[START OF Supplied records]

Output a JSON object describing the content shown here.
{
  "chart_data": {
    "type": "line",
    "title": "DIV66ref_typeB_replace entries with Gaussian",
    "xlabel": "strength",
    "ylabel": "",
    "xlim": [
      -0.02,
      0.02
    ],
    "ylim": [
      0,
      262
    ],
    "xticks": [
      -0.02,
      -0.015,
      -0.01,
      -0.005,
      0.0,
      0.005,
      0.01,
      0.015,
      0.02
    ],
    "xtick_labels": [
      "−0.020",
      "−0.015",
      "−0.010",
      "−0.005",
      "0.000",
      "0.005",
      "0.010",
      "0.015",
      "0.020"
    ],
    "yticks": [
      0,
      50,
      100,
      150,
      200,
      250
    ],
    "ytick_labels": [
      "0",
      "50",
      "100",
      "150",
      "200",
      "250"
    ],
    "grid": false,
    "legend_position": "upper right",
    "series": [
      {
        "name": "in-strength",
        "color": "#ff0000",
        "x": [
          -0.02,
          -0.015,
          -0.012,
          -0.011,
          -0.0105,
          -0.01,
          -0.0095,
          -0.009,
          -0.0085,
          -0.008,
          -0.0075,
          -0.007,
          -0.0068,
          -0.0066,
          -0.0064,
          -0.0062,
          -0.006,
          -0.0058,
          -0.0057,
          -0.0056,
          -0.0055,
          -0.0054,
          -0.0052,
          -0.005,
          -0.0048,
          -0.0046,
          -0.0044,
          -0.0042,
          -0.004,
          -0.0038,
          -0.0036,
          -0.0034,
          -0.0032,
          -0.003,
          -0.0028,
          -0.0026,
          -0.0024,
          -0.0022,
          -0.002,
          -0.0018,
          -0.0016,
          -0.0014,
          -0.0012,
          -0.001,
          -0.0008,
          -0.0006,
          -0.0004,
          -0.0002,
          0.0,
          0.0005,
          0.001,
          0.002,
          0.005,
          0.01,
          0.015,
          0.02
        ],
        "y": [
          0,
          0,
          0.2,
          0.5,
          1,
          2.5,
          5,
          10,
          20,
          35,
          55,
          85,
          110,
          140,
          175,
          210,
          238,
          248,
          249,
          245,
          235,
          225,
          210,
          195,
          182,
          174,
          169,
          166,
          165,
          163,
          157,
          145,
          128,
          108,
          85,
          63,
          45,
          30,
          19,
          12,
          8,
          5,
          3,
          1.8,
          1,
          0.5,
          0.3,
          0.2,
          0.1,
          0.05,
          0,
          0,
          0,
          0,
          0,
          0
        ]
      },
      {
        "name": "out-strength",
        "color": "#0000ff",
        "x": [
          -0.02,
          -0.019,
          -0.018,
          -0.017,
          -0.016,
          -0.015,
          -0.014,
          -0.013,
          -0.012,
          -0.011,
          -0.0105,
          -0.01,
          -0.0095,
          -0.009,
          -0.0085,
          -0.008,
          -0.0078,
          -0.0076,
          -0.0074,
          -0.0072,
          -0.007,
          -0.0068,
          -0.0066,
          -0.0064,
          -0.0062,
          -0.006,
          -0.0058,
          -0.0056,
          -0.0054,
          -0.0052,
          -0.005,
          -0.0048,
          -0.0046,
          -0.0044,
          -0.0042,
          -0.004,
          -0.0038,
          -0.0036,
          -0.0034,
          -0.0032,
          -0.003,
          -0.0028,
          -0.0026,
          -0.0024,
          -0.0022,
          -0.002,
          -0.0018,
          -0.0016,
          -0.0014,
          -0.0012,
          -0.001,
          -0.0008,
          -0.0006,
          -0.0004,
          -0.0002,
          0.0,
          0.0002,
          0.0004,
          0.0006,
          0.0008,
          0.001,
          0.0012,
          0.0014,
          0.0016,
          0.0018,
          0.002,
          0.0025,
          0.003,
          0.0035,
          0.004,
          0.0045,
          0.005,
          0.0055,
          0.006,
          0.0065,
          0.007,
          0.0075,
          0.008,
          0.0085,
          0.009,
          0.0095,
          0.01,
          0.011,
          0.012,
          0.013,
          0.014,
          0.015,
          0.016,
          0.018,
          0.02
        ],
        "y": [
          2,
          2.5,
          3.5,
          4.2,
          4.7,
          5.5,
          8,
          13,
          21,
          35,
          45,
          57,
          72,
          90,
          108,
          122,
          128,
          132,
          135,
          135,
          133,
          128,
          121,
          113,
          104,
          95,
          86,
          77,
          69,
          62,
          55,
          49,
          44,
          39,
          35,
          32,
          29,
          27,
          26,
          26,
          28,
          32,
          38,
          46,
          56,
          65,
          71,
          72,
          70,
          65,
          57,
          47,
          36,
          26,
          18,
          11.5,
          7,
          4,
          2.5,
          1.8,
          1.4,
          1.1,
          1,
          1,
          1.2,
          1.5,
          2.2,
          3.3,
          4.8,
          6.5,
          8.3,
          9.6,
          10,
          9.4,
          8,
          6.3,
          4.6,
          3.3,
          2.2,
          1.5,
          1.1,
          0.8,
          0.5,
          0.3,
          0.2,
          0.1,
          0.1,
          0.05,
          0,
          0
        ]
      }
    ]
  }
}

[END OF Supplied records]

▸ **The task**
From the first line to the last, please quote the material above exactly.

▸ **Output below**
Output a JSON object describing the content shown here.
{
  "chart_data": {
    "type": "line",
    "title": "DIV66ref_typeB_replace entries with Gaussian",
    "xlabel": "strength",
    "ylabel": "",
    "xlim": [
      -0.02,
      0.02
    ],
    "ylim": [
      0,
      262
    ],
    "xticks": [
      -0.02,
      -0.015,
      -0.01,
      -0.005,
      0.0,
      0.005,
      0.01,
      0.015,
      0.02
    ],
    "xtick_labels": [
      "−0.020",
      "−0.015",
      "−0.010",
      "−0.005",
      "0.000",
      "0.005",
      "0.010",
      "0.015",
      "0.020"
    ],
    "yticks": [
      0,
      50,
      100,
      150,
      200,
      250
    ],
    "ytick_labels": [
      "0",
      "50",
      "100",
      "150",
      "200",
      "250"
    ],
    "grid": false,
    "legend_position": "upper right",
    "series": [
      {
        "name": "in-strength",
        "color": "#ff0000",
        "x": [
          -0.02,
          -0.015,
          -0.012,
          -0.011,
          -0.0105,
          -0.01,
          -0.0095,
          -0.009,
          -0.0085,
          -0.008,
          -0.0075,
          -0.007,
          -0.0068,
          -0.0066,
          -0.0064,
          -0.0062,
          -0.006,
          -0.0058,
          -0.0057,
          -0.0056,
          -0.0055,
          -0.0054,
          -0.0052,
          -0.005,
          -0.0048,
          -0.0046,
          -0.0044,
          -0.0042,
          -0.004,
          -0.0038,
          -0.0036,
          -0.0034,
          -0.0032,
          -0.003,
          -0.0028,
          -0.0026,
          -0.0024,
          -0.0022,
          -0.002,
          -0.0018,
          -0.0016,
          -0.0014,
          -0.0012,
          -0.001,
          -0.0008,
          -0.0006,
          -0.0004,
          -0.0002,
          0.0,
          0.0005,
          0.001,
          0.002,
          0.005,
          0.01,
          0.015,
          0.02
        ],
        "y": [
          0,
          0,
          0.2,
          0.5,
          1,
          2.5,
          5,
          10,
          20,
          35,
          55,
          85,
          110,
          140,
          175,
          210,
          238,
          248,
          249,
          245,
          235,
          225,
          210,
          195,
          182,
          174,
          169,
          166,
          165,
          163,
          157,
          145,
          128,
          108,
          85,
          63,
          45,
          30,
          19,
          12,
          8,
          5,
          3,
          1.8,
          1,
          0.5,
          0.3,
          0.2,
          0.1,
          0.05,
          0,
          0,
          0,
          0,
          0,
          0
        ]
      },
      {
        "name": "out-strength",
        "color": "#0000ff",
        "x": [
          -0.02,
          -0.019,
          -0.018,
          -0.017,
          -0.016,
          -0.015,
          -0.014,
          -0.013,
          -0.012,
          -0.011,
          -0.0105,
          -0.01,
          -0.0095,
          -0.009,
          -0.0085,
          -0.008,
          -0.0078,
          -0.0076,
          -0.0074,
          -0.0072,
          -0.007,
          -0.0068,
          -0.0066,
          -0.0064,
          -0.0062,
          -0.006,
          -0.0058,
          -0.0056,
          -0.0054,
          -0.0052,
          -0.005,
          -0.0048,
          -0.0046,
          -0.0044,
          -0.0042,
          -0.004,
          -0.0038,
          -0.0036,
          -0.0034,
          -0.0032,
          -0.003,
          -0.0028,
          -0.0026,
          -0.0024,
          -0.0022,
          -0.002,
          -0.0018,
          -0.0016,
          -0.0014,
          -0.0012,
          -0.001,
          -0.0008,
          -0.0006,
          -0.0004,
          -0.0002,
          0.0,
          0.0002,
          0.0004,
          0.0006,
          0.0008,
          0.001,
          0.0012,
          0.0014,
          0.0016,
          0.0018,
          0.002,
          0.0025,
          0.003,
          0.0035,
          0.004,
          0.0045,
          0.005,
          0.0055,
          0.006,
          0.0065,
          0.007,
          0.0075,
          0.008,
          0.0085,
          0.009,
          0.0095,
          0.01,
          0.011,
          0.012,
          0.013,
          0.014,
          0.015,
          0.016,
          0.018,
          0.02
        ],
        "y": [
          2,
          2.5,
          3.5,
          4.2,
          4.7,
          5.5,
          8,
          13,
          21,
          35,
          45,
          57,
          72,
          90,
          108,
          122,
          128,
          132,
          135,
          135,
          133,
          128,
          121,
          113,
          104,
          95,
          86,
          77,
          69,
          62,
          55,
          49,
          44,
          39,
          35,
          32,
          29,
          27,
          26,
          26,
          28,
          32,
          38,
          46,
          56,
          65,
          71,
          72,
          70,
          65,
          57,
          47,
          36,
          26,
          18,
          11.5,
          7,
          4,
          2.5,
          1.8,
          1.4,
          1.1,
          1,
          1,
          1.2,
          1.5,
          2.2,
          3.3,
          4.8,
          6.5,
          8.3,
          9.6,
          10,
          9.4,
          8,
          6.3,
          4.6,
          3.3,
          2.2,
          1.5,
          1.1,
          0.8,
          0.5,
          0.3,
          0.2,
          0.1,
          0.1,
          0.05,
          0,
          0
        ]
      }
    ]
  }
}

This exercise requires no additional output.